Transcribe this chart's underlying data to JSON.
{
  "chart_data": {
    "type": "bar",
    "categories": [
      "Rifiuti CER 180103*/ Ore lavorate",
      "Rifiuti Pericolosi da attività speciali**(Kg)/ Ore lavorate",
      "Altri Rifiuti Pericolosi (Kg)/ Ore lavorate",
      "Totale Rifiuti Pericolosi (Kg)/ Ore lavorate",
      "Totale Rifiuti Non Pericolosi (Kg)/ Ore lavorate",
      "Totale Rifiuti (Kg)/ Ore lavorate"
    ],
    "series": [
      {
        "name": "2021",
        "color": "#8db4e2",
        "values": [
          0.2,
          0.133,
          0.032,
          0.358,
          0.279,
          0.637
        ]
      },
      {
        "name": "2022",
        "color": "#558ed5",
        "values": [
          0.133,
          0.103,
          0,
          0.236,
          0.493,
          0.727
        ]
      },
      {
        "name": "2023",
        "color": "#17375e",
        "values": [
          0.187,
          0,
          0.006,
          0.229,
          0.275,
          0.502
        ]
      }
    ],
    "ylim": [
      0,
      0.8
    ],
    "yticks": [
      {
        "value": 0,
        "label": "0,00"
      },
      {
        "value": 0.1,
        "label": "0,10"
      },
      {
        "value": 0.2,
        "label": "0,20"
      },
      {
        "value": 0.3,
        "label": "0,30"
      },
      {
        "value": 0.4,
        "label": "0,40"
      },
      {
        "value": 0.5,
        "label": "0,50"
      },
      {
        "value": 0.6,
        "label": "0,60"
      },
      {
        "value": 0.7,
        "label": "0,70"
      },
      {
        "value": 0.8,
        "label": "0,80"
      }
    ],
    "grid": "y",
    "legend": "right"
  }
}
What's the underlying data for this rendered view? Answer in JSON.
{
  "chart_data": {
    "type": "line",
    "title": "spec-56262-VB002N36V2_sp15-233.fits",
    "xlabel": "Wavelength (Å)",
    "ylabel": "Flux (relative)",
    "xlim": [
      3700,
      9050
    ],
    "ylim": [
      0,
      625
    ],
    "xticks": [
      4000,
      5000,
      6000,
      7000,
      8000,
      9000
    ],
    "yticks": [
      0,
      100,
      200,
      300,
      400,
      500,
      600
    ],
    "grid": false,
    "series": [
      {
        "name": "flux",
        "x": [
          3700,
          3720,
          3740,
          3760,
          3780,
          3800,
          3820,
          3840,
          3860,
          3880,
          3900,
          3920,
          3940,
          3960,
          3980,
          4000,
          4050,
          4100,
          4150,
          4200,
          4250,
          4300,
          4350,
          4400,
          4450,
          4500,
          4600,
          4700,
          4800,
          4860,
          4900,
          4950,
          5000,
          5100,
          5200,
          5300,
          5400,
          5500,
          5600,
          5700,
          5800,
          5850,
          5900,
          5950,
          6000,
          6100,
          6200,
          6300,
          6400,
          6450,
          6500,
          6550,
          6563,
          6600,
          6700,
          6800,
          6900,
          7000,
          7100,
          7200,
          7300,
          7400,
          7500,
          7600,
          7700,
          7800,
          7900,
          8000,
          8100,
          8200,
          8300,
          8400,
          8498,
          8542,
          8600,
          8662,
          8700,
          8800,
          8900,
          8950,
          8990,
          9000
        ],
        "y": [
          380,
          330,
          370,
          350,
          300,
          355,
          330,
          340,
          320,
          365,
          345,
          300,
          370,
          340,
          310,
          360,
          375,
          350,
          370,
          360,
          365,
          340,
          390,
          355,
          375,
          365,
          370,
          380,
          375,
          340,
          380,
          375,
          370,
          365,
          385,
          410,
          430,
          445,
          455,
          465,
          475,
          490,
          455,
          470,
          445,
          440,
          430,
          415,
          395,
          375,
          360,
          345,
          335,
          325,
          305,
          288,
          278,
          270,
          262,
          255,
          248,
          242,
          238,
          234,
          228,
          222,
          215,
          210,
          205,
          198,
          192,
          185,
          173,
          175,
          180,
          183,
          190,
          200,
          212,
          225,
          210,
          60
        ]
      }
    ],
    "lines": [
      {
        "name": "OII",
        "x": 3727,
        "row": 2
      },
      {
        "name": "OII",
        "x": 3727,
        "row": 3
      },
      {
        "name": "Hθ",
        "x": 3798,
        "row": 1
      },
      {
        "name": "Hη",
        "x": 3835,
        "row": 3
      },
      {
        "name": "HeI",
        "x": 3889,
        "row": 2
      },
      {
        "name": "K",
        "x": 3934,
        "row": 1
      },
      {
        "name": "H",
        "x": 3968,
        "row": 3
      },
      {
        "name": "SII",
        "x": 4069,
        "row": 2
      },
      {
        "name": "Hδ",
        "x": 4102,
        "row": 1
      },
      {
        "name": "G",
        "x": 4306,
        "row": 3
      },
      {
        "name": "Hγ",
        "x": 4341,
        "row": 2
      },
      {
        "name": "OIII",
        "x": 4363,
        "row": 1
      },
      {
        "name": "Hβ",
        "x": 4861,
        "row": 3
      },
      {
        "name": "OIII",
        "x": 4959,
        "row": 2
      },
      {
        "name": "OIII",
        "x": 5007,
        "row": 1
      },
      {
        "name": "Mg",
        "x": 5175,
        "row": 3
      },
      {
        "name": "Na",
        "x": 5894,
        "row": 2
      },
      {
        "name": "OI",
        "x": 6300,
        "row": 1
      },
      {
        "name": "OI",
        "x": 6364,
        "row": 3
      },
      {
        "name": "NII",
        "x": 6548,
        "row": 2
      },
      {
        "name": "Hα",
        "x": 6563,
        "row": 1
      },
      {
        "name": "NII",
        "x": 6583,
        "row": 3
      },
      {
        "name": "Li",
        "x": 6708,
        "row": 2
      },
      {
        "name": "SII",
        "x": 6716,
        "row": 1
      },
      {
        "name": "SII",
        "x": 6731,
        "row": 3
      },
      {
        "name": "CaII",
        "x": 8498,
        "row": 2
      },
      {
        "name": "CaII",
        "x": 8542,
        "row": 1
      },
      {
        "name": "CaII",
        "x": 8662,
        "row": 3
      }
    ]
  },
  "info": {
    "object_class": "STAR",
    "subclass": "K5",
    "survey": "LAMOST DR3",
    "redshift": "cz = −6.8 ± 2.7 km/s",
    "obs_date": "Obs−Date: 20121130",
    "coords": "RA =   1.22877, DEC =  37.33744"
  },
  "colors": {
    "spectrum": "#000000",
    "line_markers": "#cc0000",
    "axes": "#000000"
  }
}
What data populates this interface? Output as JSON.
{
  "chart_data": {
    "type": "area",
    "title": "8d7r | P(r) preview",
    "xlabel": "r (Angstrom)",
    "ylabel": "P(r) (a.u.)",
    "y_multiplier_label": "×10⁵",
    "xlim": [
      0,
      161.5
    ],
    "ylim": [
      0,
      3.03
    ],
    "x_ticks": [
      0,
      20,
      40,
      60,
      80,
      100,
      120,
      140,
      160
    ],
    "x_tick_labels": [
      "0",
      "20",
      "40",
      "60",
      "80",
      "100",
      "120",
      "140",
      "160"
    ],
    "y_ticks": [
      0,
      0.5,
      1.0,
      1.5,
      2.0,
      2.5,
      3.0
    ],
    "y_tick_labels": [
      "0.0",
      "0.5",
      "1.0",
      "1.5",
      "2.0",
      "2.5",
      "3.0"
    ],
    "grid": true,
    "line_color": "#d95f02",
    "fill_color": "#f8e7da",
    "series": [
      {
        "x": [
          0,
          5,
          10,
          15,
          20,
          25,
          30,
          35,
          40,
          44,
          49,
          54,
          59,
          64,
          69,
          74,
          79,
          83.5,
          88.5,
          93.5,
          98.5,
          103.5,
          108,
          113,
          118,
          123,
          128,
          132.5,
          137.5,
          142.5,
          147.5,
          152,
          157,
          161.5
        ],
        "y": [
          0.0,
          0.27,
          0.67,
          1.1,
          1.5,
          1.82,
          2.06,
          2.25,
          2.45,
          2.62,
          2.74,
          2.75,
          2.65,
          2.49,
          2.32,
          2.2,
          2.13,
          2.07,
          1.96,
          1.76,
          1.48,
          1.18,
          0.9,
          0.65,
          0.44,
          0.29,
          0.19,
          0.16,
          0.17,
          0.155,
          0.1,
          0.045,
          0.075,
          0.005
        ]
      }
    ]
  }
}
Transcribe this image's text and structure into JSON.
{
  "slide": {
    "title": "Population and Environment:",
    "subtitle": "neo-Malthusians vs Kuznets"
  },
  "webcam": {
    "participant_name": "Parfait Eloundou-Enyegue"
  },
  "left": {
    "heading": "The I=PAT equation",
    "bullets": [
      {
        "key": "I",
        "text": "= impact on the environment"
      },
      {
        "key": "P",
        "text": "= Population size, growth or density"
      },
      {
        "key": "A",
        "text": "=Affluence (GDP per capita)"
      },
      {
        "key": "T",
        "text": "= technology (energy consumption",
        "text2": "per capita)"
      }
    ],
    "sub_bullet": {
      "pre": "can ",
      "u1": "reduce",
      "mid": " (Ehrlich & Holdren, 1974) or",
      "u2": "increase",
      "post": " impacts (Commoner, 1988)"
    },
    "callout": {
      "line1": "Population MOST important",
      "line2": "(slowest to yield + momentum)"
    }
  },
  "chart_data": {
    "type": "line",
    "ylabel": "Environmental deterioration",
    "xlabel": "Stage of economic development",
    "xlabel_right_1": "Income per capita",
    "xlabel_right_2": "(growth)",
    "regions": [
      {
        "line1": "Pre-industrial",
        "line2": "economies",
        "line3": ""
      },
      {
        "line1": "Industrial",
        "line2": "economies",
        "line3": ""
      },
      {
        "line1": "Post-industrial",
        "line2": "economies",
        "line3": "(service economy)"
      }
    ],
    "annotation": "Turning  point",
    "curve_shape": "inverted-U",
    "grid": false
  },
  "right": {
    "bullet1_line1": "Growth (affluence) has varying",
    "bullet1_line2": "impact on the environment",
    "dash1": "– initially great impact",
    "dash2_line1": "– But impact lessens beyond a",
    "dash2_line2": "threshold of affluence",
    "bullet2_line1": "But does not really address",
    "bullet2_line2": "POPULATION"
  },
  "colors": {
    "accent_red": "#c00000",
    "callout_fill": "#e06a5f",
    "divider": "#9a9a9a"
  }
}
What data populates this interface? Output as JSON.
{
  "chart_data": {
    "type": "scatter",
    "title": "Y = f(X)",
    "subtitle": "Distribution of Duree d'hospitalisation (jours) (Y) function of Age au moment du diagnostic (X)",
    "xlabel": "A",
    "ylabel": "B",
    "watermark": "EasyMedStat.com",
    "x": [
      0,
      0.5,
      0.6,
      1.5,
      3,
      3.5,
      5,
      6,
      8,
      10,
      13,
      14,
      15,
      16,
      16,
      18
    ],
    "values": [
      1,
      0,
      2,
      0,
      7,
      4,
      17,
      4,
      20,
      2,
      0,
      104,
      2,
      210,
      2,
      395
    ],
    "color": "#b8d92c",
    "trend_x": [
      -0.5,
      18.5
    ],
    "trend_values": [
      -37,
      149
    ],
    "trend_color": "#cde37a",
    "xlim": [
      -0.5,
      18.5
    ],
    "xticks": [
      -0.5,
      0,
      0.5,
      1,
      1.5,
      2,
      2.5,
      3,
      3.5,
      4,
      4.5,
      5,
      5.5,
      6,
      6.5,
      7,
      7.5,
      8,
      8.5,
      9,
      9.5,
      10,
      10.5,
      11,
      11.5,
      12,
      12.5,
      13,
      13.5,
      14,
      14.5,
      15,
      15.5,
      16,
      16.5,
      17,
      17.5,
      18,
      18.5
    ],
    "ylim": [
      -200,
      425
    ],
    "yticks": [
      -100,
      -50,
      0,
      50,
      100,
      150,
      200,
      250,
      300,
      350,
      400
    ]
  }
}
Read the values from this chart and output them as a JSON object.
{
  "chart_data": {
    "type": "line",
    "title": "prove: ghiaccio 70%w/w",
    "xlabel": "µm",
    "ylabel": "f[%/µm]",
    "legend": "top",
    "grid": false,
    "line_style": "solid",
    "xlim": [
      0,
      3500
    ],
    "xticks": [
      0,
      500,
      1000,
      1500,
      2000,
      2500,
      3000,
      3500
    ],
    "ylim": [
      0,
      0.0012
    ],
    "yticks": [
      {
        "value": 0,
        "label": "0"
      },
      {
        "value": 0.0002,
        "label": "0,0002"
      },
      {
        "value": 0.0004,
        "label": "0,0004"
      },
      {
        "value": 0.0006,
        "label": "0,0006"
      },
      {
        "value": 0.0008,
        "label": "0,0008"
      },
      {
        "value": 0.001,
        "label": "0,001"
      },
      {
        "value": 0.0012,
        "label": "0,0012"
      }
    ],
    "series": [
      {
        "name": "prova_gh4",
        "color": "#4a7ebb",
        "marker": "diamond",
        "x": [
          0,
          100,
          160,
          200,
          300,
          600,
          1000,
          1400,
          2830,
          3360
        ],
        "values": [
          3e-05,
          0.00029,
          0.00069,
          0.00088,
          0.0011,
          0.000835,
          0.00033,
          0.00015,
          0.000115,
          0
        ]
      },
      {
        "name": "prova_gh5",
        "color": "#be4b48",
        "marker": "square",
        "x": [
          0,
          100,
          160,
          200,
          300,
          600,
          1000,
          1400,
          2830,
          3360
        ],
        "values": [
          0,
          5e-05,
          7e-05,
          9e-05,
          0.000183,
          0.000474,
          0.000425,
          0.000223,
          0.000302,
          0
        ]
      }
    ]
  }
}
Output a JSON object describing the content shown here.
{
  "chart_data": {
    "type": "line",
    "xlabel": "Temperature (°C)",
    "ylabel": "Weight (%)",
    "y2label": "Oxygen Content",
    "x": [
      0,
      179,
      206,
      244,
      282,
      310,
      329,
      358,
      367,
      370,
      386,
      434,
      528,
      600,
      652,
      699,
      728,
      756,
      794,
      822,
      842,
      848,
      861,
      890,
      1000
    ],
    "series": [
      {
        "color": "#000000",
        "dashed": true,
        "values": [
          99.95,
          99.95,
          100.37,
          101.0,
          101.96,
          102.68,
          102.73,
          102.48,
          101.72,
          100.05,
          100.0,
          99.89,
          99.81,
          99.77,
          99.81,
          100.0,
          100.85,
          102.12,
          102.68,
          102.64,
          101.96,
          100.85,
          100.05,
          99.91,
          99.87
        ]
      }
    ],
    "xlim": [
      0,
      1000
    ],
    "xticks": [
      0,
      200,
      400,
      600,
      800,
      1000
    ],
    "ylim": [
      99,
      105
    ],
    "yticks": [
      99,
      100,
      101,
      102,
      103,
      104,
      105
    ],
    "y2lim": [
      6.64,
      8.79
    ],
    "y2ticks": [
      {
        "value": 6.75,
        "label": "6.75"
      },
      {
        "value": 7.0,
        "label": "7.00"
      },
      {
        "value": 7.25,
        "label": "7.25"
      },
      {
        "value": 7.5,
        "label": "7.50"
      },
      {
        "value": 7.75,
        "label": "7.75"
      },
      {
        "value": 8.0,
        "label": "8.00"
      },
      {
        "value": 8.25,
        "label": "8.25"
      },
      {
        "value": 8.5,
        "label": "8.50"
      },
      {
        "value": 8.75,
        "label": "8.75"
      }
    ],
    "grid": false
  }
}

####

In the entries above, find lines with "Rifiuti" and copy each.

■ OUTPUT BELOW ■
      "Rifiuti CER 180103*/ Ore lavorate",
      "Rifiuti Pericolosi da attività speciali**(Kg)/ Ore lavorate",
      "Altri Rifiuti Pericolosi (Kg)/ Ore lavorate",
      "Totale Rifiuti Pericolosi (Kg)/ Ore lavorate",
      "Totale Rifiuti Non Pericolosi (Kg)/ Ore lavorate",
      "Totale Rifiuti (Kg)/ Ore lavorate"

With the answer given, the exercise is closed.